What this task involves
Every line of the material below should be repeated exactly.

Figure data in JSON
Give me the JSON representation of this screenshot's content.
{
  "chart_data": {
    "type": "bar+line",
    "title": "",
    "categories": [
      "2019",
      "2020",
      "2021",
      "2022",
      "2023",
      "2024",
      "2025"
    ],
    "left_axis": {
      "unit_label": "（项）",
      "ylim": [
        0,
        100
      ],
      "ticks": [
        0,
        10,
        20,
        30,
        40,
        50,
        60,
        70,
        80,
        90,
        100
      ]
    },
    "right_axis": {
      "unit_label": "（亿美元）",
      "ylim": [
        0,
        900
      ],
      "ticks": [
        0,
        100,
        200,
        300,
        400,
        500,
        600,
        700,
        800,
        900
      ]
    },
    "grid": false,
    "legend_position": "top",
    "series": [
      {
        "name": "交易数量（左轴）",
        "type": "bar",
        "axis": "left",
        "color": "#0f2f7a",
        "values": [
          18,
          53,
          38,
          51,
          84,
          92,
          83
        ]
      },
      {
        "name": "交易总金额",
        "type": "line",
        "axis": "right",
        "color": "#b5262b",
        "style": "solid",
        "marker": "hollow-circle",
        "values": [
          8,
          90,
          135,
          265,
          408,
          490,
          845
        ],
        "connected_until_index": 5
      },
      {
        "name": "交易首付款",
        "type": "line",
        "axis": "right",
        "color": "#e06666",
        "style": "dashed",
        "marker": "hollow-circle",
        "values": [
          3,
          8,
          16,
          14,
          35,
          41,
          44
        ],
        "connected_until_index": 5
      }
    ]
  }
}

Correct output
Give me the JSON representation of this screenshot's content.
{
  "chart_data": {
    "type": "bar+line",
    "title": "",
    "categories": [
      "2019",
      "2020",
      "2021",
      "2022",
      "2023",
      "2024",
      "2025"
    ],
    "left_axis": {
      "unit_label": "（项）",
      "ylim": [
        0,
        100
      ],
      "ticks": [
        0,
        10,
        20,
        30,
        40,
        50,
        60,
        70,
        80,
        90,
        100
      ]
    },
    "right_axis": {
      "unit_label": "（亿美元）",
      "ylim": [
        0,
        900
      ],
      "ticks": [
        0,
        100,
        200,
        300,
        400,
        500,
        600,
        700,
        800,
        900
      ]
    },
    "grid": false,
    "legend_position": "top",
    "series": [
      {
        "name": "交易数量（左轴）",
        "type": "bar",
        "axis": "left",
        "color": "#0f2f7a",
        "values": [
          18,
          53,
          38,
          51,
          84,
          92,
          83
        ]
      },
      {
        "name": "交易总金额",
        "type": "line",
        "axis": "right",
        "color": "#b5262b",
        "style": "solid",
        "marker": "hollow-circle",
        "values": [
          8,
          90,
          135,
          265,
          408,
          490,
          845
        ],
        "connected_until_index": 5
      },
      {
        "name": "交易首付款",
        "type": "line",
        "axis": "right",
        "color": "#e06666",
        "style": "dashed",
        "marker": "hollow-circle",
        "values": [
          3,
          8,
          16,
          14,
          35,
          41,
          44
        ],
        "connected_until_index": 5
      }
    ]
  }
}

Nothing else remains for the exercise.